> **DATA PROVIDED**:
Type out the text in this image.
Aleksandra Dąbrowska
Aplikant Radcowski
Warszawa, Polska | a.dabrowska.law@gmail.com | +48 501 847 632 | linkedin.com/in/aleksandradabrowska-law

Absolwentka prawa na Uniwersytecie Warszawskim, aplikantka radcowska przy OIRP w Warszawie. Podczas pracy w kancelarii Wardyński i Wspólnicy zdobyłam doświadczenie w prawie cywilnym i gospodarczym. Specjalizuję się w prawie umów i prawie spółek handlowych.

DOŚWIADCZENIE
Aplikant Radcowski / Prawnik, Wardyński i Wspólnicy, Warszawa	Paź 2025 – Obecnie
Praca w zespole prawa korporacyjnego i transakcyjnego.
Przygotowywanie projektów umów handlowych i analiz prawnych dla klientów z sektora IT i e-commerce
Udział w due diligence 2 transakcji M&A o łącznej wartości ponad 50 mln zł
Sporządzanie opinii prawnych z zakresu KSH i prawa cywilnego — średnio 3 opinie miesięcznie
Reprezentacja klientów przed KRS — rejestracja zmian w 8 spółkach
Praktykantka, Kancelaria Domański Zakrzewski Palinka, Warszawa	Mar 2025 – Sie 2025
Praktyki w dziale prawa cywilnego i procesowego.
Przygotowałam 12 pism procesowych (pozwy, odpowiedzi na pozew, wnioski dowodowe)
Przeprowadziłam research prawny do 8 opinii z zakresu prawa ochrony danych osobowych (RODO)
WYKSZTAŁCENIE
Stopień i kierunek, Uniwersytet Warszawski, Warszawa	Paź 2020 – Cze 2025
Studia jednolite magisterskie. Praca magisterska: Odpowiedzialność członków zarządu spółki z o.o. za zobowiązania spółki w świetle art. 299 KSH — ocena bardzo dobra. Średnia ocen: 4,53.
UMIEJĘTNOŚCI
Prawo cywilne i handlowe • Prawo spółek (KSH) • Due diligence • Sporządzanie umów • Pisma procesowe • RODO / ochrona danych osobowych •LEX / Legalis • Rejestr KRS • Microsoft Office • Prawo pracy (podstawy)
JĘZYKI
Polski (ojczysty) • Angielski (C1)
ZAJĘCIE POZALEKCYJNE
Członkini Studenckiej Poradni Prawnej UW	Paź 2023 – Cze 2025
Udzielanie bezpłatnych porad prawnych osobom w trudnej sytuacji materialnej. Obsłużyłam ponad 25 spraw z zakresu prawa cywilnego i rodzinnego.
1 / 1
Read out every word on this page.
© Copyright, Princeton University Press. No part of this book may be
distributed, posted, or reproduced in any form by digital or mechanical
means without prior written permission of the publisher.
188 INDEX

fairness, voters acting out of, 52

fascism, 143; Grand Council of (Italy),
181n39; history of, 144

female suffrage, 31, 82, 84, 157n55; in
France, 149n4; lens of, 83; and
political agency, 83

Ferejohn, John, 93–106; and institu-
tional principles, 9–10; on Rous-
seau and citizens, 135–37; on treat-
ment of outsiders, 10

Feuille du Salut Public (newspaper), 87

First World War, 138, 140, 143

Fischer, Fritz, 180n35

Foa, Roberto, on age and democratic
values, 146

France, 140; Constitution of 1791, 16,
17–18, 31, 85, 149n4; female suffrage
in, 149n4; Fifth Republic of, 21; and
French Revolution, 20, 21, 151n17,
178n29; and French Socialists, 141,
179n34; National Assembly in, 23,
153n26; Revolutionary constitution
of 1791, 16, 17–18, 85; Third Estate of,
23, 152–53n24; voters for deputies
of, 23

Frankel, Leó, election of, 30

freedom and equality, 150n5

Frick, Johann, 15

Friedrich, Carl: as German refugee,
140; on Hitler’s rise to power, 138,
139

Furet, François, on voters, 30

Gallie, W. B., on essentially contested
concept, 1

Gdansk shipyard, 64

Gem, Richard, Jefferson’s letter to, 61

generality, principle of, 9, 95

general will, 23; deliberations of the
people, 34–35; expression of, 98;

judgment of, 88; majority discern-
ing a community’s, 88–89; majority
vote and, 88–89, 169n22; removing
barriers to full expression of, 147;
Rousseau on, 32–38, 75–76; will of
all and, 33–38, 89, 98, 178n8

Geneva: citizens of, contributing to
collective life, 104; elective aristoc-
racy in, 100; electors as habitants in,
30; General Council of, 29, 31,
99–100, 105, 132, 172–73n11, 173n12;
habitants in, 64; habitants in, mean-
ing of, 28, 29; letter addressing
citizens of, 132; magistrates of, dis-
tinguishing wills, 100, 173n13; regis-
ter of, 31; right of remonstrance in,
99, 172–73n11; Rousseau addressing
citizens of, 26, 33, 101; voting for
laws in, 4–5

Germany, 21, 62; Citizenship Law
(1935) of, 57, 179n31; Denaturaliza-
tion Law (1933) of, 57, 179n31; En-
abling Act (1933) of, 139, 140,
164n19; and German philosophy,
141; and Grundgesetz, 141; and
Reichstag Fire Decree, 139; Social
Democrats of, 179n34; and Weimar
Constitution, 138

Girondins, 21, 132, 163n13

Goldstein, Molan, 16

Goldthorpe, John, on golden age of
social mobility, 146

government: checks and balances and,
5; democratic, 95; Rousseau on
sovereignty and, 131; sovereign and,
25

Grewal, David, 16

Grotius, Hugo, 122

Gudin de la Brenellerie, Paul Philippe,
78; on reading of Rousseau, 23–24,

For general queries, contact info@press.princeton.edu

> **EXERCISE BRIEF**: Return the lines of the records that include the string "Praca".

> **FULL OUTPUT**:
Praca w zespole prawa korporacyjnego i transakcyjnego.
Studia jednolite magisterskie. Praca magisterska: Odpowiedzialność członków zarządu spółki z o.o. za zobowiązania spółki w świetle art. 299 KSH — ocena bardzo dobra. Średnia ocen: 4,53.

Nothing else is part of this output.